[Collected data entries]

=-=-=

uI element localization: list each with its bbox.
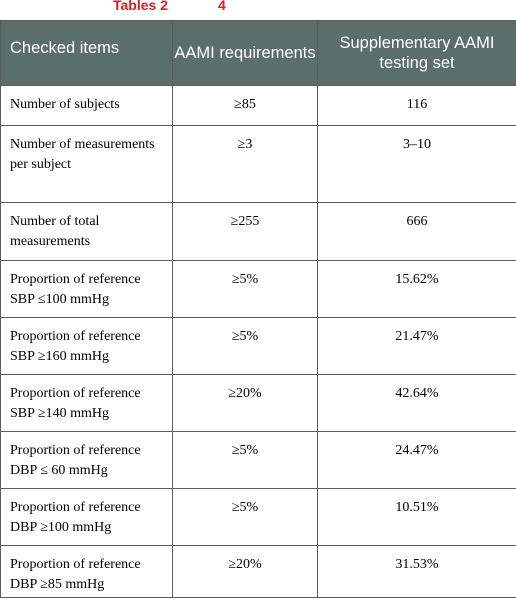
row-testing-set-value: 24.47% bbox=[317, 431, 516, 489]
row-aami-requirement: ≥20% bbox=[172, 374, 318, 432]
row-testing-set-value: 31.53% bbox=[317, 545, 516, 598]
table-row: Number of total measurements ≥255 666 bbox=[0, 202, 516, 261]
row-checked-item: Number of measurements per subject bbox=[0, 125, 173, 203]
row-checked-item: Proportion of reference SBP ≥160 mmHg bbox=[0, 317, 173, 375]
row-checked-item: Proportion of reference SBP ≤100 mmHg bbox=[0, 260, 173, 318]
table-row: Proportion of reference SBP ≤100 mmHg ≥5… bbox=[0, 260, 516, 318]
row-testing-set-value: 10.51% bbox=[317, 488, 516, 546]
header-aami-requirements: AAMI requirements bbox=[172, 20, 318, 86]
caption-label: Tables 2 bbox=[113, 0, 168, 13]
row-testing-set-value: 116 bbox=[317, 85, 516, 126]
row-aami-requirement: ≥5% bbox=[172, 260, 318, 318]
table-header: Checked items AAMI requirements Suppleme… bbox=[0, 20, 516, 86]
row-aami-requirement: ≥255 bbox=[172, 202, 318, 261]
table-row: Proportion of reference DBP ≥85 mmHg ≥20… bbox=[0, 545, 516, 598]
aami-comparison-table: Checked items AAMI requirements Suppleme… bbox=[0, 20, 516, 598]
row-aami-requirement: ≥20% bbox=[172, 545, 318, 598]
row-testing-set-value: 3–10 bbox=[317, 125, 516, 203]
row-checked-item: Proportion of reference DBP ≤ 60 mmHg bbox=[0, 431, 173, 489]
row-testing-set-value: 42.64% bbox=[317, 374, 516, 432]
row-checked-item: Number of subjects bbox=[0, 85, 173, 126]
header-row: Checked items AAMI requirements Suppleme… bbox=[0, 20, 516, 86]
header-checked-items: Checked items bbox=[0, 20, 173, 86]
table-row: Proportion of reference DBP ≥100 mmHg ≥5… bbox=[0, 488, 516, 546]
row-aami-requirement: ≥85 bbox=[172, 85, 318, 126]
row-aami-requirement: ≥5% bbox=[172, 488, 318, 546]
caption-number: 4 bbox=[218, 0, 226, 13]
table-row: Proportion of reference SBP ≥160 mmHg ≥5… bbox=[0, 317, 516, 375]
table-row: Number of measurements per subject ≥3 3–… bbox=[0, 125, 516, 203]
row-testing-set-value: 666 bbox=[317, 202, 516, 261]
row-checked-item: Number of total measurements bbox=[0, 202, 173, 261]
header-supplementary-testing-set: Supplementary AAMI testing set bbox=[317, 20, 516, 86]
table-caption: Tables 2 4 bbox=[0, 0, 516, 20]
row-checked-item: Proportion of reference DBP ≥100 mmHg bbox=[0, 488, 173, 546]
table-row: Proportion of reference SBP ≥140 mmHg ≥2… bbox=[0, 374, 516, 432]
table-row: Proportion of reference DBP ≤ 60 mmHg ≥5… bbox=[0, 431, 516, 489]
row-aami-requirement: ≥5% bbox=[172, 317, 318, 375]
table-body: Number of subjects ≥85 116 Number of mea… bbox=[0, 85, 516, 598]
row-checked-item: Proportion of reference DBP ≥85 mmHg bbox=[0, 545, 173, 598]
row-testing-set-value: 15.62% bbox=[317, 260, 516, 318]
row-aami-requirement: ≥5% bbox=[172, 431, 318, 489]
table-row: Number of subjects ≥85 116 bbox=[0, 85, 516, 126]
row-checked-item: Proportion of reference SBP ≥140 mmHg bbox=[0, 374, 173, 432]
row-testing-set-value: 21.47% bbox=[317, 317, 516, 375]
row-aami-requirement: ≥3 bbox=[172, 125, 318, 203]
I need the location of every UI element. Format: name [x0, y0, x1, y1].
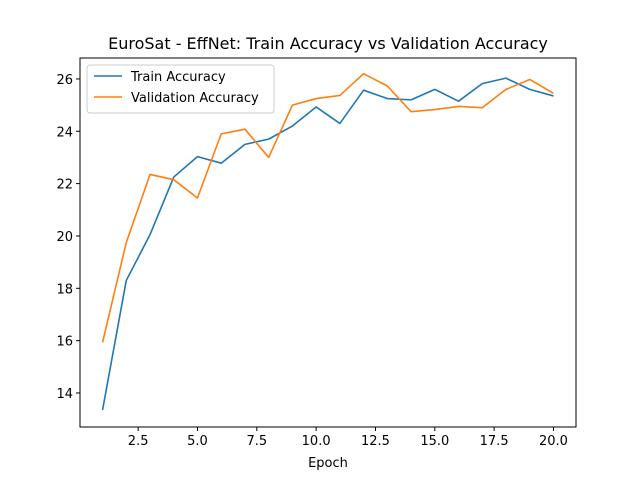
legend: Train Accuracy Validation Accuracy — [86, 64, 275, 114]
x-axis-label: Epoch — [308, 456, 348, 471]
x-tick-label: 2.5 — [128, 434, 149, 449]
lines-layer — [101, 72, 554, 411]
x-tick-label: 5.0 — [187, 434, 208, 449]
y-tick-label: 14 — [56, 387, 73, 402]
y-tick-label: 18 — [56, 282, 73, 297]
x-tick-label: 17.5 — [480, 434, 509, 449]
x-tick-label: 12.5 — [361, 434, 390, 449]
y-tick-label: 24 — [56, 125, 73, 140]
series-line-train-accuracy — [101, 77, 554, 411]
chart-title: EuroSat - EffNet: Train Accuracy vs Vali… — [108, 34, 548, 53]
x-tick-label: 20.0 — [539, 434, 568, 449]
x-tick-label: 15.0 — [420, 434, 449, 449]
y-tick-label: 22 — [56, 178, 73, 193]
legend-label: Train Accuracy — [130, 70, 226, 85]
x-tick-label: 7.5 — [246, 434, 267, 449]
series-line-validation-accuracy — [101, 72, 554, 343]
y-tick-label: 16 — [56, 335, 73, 350]
legend-label: Validation Accuracy — [131, 91, 259, 106]
ticks-layer: 2.5 5.0 7.5 10.0 12.5 15.0 17.5 20.0 14 16 18 20 22 2… — [56, 73, 567, 449]
legend-box — [86, 64, 275, 114]
plot-area — [79, 57, 577, 428]
y-tick-label: 20 — [56, 230, 73, 245]
x-tick-label: 10.0 — [302, 434, 331, 449]
y-tick-label: 26 — [56, 73, 73, 88]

=-=-=

Copy out every line of the records above word for word, leaving out the pictures.

uI element localization: list each with its bbox.
row-testing-set-value: 24.47% bbox=[317, 431, 516, 489]
row-aami-requirement: ≥20% bbox=[172, 374, 318, 432]
row-testing-set-value: 31.53% bbox=[317, 545, 516, 598]
table-row: Number of total measurements ≥255 666 bbox=[0, 202, 516, 261]
row-checked-item: Number of measurements per subject bbox=[0, 125, 173, 203]
row-checked-item: Proportion of reference SBP ≥160 mmHg bbox=[0, 317, 173, 375]
row-checked-item: Proportion of reference SBP ≤100 mmHg bbox=[0, 260, 173, 318]
table-row: Proportion of reference SBP ≤100 mmHg ≥5… bbox=[0, 260, 516, 318]
row-testing-set-value: 10.51% bbox=[317, 488, 516, 546]
header-aami-requirements: AAMI requirements bbox=[172, 20, 318, 86]
caption-label: Tables 2 bbox=[113, 0, 168, 13]
row-testing-set-value: 116 bbox=[317, 85, 516, 126]
row-aami-requirement: ≥5% bbox=[172, 260, 318, 318]
table-header: Checked items AAMI requirements Suppleme… bbox=[0, 20, 516, 86]
row-aami-requirement: ≥255 bbox=[172, 202, 318, 261]
table-row: Proportion of reference DBP ≥85 mmHg ≥20… bbox=[0, 545, 516, 598]
aami-comparison-table: Checked items AAMI requirements Suppleme… bbox=[0, 20, 516, 598]
row-aami-requirement: ≥20% bbox=[172, 545, 318, 598]
row-testing-set-value: 3–10 bbox=[317, 125, 516, 203]
row-checked-item: Proportion of reference DBP ≤ 60 mmHg bbox=[0, 431, 173, 489]
row-testing-set-value: 42.64% bbox=[317, 374, 516, 432]
row-checked-item: Number of subjects bbox=[0, 85, 173, 126]
header-row: Checked items AAMI requirements Suppleme… bbox=[0, 20, 516, 86]
header-checked-items: Checked items bbox=[0, 20, 173, 86]
table-row: Proportion of reference DBP ≥100 mmHg ≥5… bbox=[0, 488, 516, 546]
row-aami-requirement: ≥85 bbox=[172, 85, 318, 126]
row-aami-requirement: ≥5% bbox=[172, 488, 318, 546]
caption-number: 4 bbox=[218, 0, 226, 13]
table-row: Proportion of reference SBP ≥160 mmHg ≥5… bbox=[0, 317, 516, 375]
table-row: Number of measurements per subject ≥3 3–… bbox=[0, 125, 516, 203]
row-testing-set-value: 666 bbox=[317, 202, 516, 261]
row-checked-item: Number of total measurements bbox=[0, 202, 173, 261]
header-supplementary-testing-set: Supplementary AAMI testing set bbox=[317, 20, 516, 86]
table-caption: Tables 2 4 bbox=[0, 0, 516, 20]
row-checked-item: Proportion of reference DBP ≥100 mmHg bbox=[0, 488, 173, 546]
table-row: Proportion of reference SBP ≥140 mmHg ≥2… bbox=[0, 374, 516, 432]
table-row: Proportion of reference DBP ≤ 60 mmHg ≥5… bbox=[0, 431, 516, 489]
row-aami-requirement: ≥5% bbox=[172, 317, 318, 375]
table-body: Number of subjects ≥85 116 Number of mea… bbox=[0, 85, 516, 598]
row-checked-item: Proportion of reference DBP ≥85 mmHg bbox=[0, 545, 173, 598]
row-testing-set-value: 15.62% bbox=[317, 260, 516, 318]
row-aami-requirement: ≥5% bbox=[172, 431, 318, 489]
table-row: Number of subjects ≥85 116 bbox=[0, 85, 516, 126]
row-checked-item: Proportion of reference SBP ≥140 mmHg bbox=[0, 374, 173, 432]
row-testing-set-value: 21.47% bbox=[317, 317, 516, 375]
row-aami-requirement: ≥3 bbox=[172, 125, 318, 203]
I need the location of every UI element. Format: name [x0, y0, x1, y1].
legend: Train Accuracy Validation Accuracy — [86, 64, 275, 114]
x-axis-label: Epoch — [308, 456, 348, 471]
x-tick-label: 2.5 — [128, 434, 149, 449]
lines-layer — [101, 72, 554, 411]
x-tick-label: 5.0 — [187, 434, 208, 449]
y-tick-label: 14 — [56, 387, 73, 402]
y-tick-label: 18 — [56, 282, 73, 297]
x-tick-label: 17.5 — [480, 434, 509, 449]
x-tick-label: 12.5 — [361, 434, 390, 449]
y-tick-label: 24 — [56, 125, 73, 140]
series-line-train-accuracy — [101, 77, 554, 411]
chart-title: EuroSat - EffNet: Train Accuracy vs Vali… — [108, 34, 548, 53]
x-tick-label: 20.0 — [539, 434, 568, 449]
x-tick-label: 15.0 — [420, 434, 449, 449]
y-tick-label: 22 — [56, 178, 73, 193]
legend-label: Train Accuracy — [130, 70, 226, 85]
x-tick-label: 7.5 — [246, 434, 267, 449]
series-line-validation-accuracy — [101, 72, 554, 343]
y-tick-label: 16 — [56, 335, 73, 350]
legend-label: Validation Accuracy — [131, 91, 259, 106]
ticks-layer: 2.5 5.0 7.5 10.0 12.5 15.0 17.5 20.0 14 16 18 20 22 2… — [56, 73, 567, 449]
legend-box — [86, 64, 275, 114]
plot-area — [79, 57, 577, 428]
y-tick-label: 20 — [56, 230, 73, 245]
x-tick-label: 10.0 — [302, 434, 331, 449]
y-tick-label: 26 — [56, 73, 73, 88]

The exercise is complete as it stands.